** Start **

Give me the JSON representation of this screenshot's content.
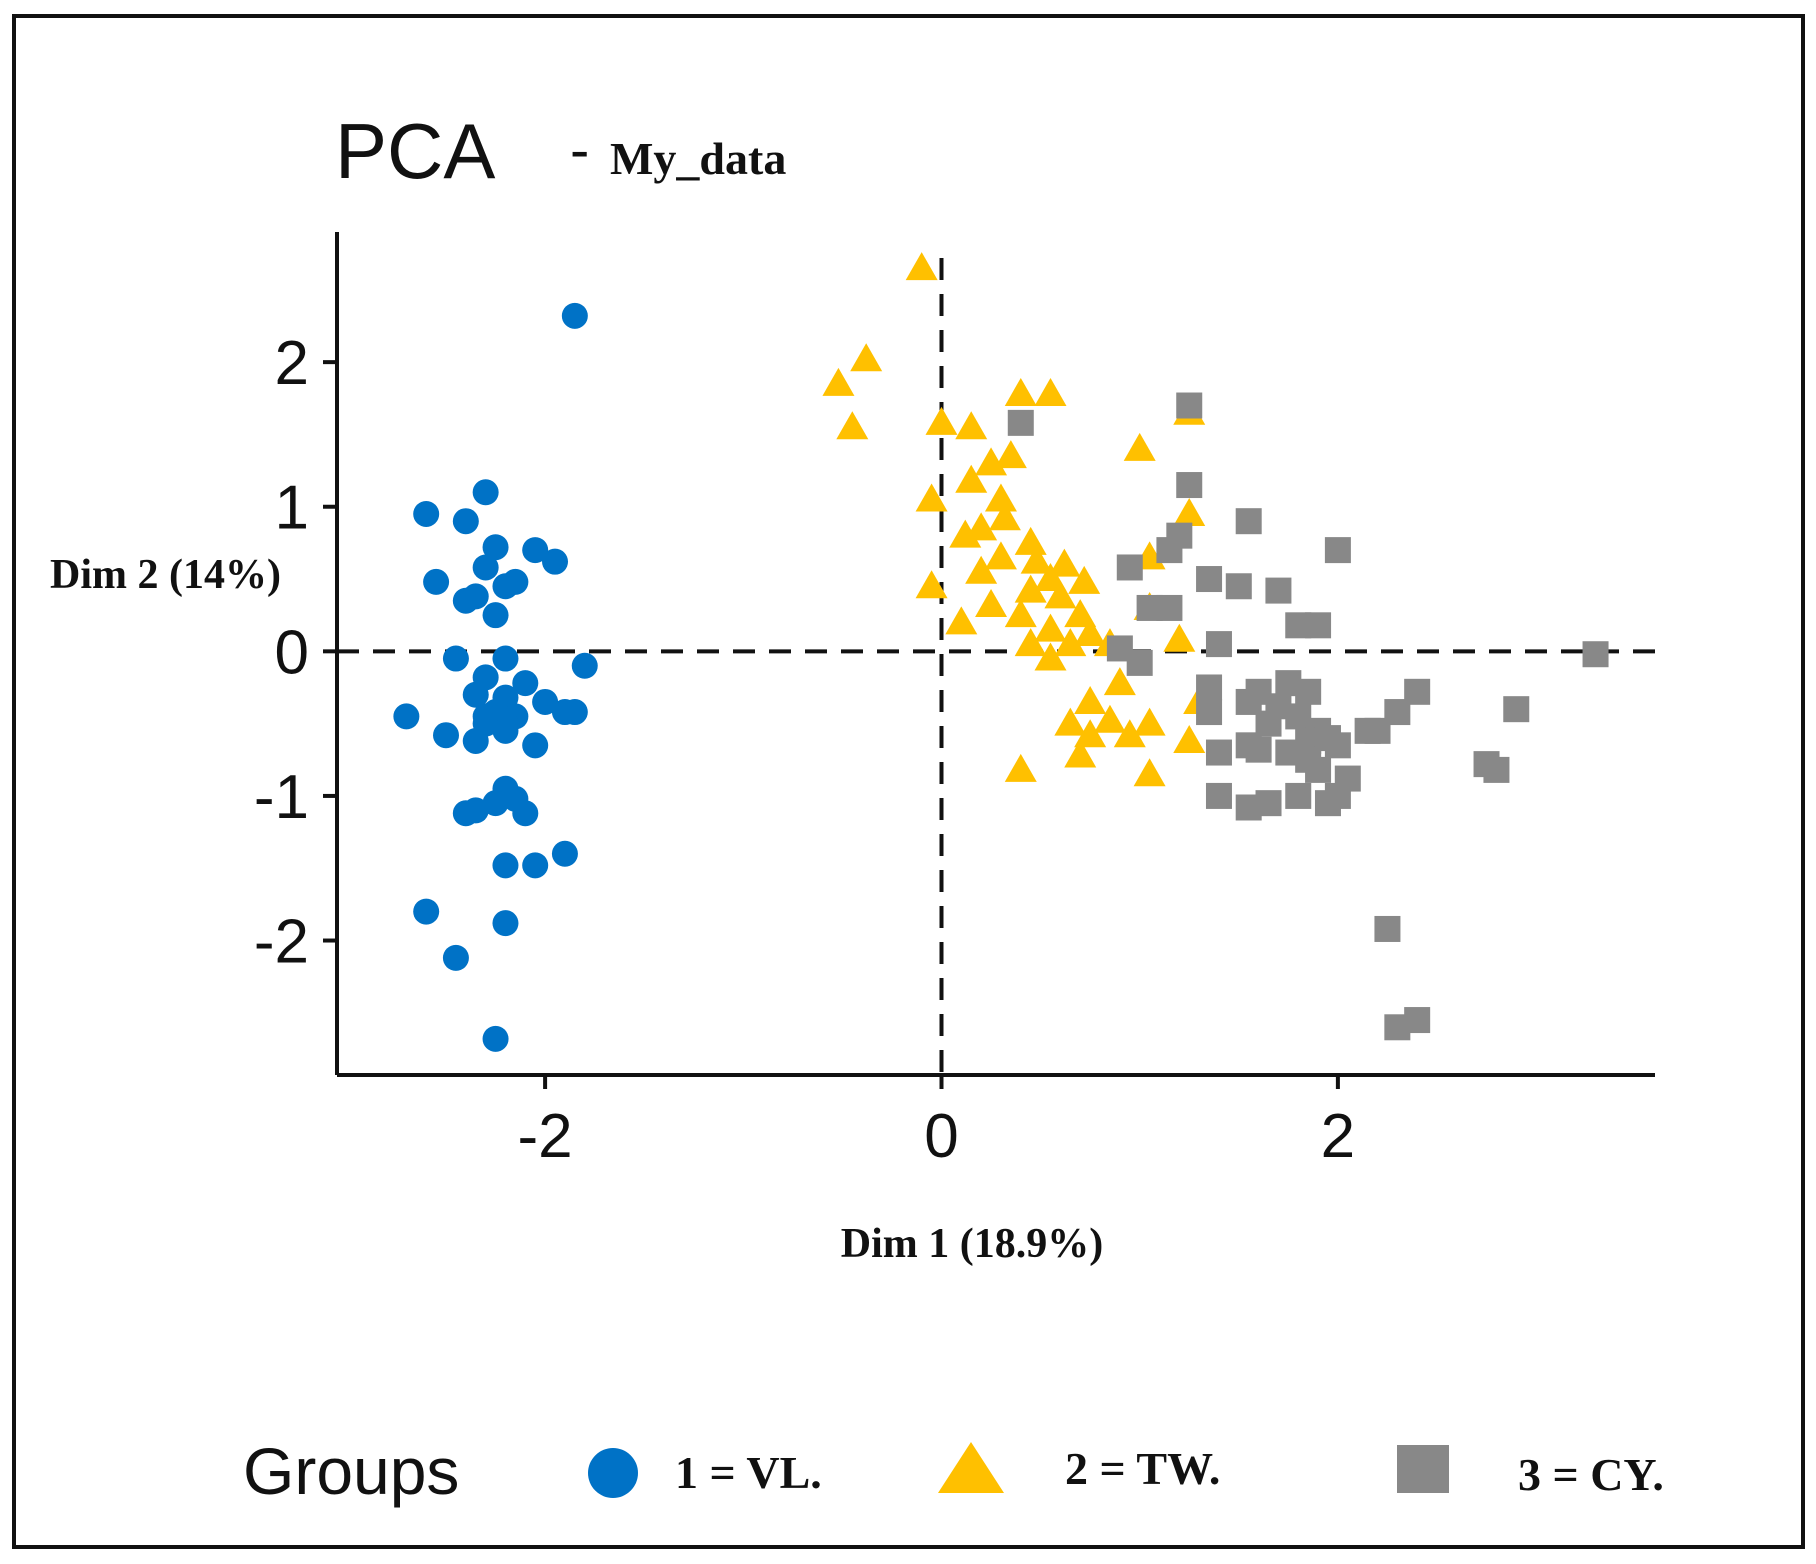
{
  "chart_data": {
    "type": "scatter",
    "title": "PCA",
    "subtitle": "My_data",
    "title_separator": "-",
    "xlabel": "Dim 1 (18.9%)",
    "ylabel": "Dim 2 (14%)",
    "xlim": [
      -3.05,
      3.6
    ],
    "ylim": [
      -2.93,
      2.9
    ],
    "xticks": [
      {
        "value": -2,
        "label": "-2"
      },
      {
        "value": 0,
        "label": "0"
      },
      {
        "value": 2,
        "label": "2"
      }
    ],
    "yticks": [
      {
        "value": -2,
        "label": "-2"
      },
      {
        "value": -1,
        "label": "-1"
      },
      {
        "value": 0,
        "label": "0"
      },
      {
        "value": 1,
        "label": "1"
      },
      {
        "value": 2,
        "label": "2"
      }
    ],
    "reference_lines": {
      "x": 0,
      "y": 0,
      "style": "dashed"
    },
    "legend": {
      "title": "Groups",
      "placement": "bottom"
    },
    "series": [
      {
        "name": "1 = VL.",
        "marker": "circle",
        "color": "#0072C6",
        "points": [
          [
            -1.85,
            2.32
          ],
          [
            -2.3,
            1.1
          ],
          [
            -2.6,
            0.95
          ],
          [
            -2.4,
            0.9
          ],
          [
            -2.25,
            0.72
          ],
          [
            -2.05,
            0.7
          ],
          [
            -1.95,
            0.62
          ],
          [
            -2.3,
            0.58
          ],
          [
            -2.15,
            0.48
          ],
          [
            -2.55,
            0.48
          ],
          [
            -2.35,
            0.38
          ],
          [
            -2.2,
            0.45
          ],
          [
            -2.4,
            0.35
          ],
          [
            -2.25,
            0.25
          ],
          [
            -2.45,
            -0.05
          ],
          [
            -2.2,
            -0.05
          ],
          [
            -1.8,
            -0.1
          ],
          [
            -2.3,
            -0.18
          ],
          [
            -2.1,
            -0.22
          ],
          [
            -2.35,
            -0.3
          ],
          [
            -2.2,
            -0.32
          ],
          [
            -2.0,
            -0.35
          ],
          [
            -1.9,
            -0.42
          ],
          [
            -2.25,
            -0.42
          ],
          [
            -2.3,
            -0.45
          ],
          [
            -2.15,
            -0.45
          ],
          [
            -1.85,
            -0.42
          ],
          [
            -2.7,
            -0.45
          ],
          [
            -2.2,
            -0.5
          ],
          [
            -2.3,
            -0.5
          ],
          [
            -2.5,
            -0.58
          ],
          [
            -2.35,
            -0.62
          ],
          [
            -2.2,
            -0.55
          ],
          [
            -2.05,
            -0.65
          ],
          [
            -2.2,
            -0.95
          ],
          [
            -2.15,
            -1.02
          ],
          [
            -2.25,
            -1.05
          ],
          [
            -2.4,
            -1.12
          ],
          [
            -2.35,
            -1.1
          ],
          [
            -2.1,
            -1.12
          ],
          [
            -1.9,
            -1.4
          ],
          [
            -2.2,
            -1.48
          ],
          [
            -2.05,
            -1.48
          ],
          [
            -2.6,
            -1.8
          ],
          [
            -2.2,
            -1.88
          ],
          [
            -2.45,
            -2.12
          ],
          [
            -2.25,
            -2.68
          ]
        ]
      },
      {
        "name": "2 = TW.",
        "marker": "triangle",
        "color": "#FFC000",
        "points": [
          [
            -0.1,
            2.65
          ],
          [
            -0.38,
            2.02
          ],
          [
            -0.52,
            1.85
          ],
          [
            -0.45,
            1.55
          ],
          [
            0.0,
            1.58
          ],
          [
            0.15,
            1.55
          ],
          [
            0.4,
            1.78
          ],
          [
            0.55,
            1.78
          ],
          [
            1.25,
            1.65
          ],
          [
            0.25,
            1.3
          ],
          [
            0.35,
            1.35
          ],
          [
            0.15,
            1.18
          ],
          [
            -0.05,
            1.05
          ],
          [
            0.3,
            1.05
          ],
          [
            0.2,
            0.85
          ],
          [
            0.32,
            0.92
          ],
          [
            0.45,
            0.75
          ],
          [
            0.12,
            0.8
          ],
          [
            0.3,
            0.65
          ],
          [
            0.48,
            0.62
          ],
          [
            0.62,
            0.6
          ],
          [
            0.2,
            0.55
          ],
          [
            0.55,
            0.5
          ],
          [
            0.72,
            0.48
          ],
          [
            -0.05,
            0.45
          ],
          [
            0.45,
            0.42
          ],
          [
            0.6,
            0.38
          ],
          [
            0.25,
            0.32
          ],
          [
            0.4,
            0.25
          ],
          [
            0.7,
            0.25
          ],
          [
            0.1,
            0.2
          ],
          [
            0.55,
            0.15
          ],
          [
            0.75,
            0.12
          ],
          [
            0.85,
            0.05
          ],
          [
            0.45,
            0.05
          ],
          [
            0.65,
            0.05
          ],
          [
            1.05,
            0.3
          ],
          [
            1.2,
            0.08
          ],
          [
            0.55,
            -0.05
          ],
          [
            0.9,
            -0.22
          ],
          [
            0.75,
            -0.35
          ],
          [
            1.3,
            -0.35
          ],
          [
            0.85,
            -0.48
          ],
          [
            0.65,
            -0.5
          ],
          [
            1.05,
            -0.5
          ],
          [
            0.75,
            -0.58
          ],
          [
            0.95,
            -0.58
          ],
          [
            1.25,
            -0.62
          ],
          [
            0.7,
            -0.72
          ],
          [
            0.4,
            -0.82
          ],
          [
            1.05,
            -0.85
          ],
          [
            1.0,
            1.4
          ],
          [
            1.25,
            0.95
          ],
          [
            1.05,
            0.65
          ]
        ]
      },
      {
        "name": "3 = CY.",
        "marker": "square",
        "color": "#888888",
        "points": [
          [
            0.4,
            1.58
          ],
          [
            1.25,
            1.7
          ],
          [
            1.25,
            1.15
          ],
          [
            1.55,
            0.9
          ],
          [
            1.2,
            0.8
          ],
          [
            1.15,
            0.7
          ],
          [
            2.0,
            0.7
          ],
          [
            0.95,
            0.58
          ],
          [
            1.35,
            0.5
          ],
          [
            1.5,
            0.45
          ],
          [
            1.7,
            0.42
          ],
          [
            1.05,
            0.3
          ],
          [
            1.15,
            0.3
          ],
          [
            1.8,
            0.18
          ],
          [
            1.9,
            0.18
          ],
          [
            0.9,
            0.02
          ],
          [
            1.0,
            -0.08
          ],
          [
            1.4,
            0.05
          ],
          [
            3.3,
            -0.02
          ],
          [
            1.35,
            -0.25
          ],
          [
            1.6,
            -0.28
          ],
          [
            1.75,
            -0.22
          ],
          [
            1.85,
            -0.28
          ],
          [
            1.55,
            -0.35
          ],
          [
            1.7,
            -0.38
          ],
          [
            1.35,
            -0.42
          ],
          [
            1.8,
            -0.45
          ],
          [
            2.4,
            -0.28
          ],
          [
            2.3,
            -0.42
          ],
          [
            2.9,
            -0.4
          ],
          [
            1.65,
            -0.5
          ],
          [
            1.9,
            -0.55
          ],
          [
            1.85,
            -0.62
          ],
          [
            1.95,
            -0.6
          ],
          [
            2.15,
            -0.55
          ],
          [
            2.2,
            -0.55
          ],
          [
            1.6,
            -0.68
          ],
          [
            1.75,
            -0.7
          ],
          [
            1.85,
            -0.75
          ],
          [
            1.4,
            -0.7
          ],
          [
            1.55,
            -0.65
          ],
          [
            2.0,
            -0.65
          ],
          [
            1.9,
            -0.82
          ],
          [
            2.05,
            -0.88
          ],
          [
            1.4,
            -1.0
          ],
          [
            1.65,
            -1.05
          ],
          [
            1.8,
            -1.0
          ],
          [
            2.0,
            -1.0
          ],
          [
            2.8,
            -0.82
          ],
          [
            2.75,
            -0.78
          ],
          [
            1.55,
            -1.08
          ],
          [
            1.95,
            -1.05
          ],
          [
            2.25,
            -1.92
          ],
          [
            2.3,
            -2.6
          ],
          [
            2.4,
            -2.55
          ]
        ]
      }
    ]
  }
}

** End **

-- Given exercise --
Search the data above for lines holding "marker" and copy each of them.

-- Expected output --
        "marker": "circle",
        "marker": "triangle",
        "marker": "square",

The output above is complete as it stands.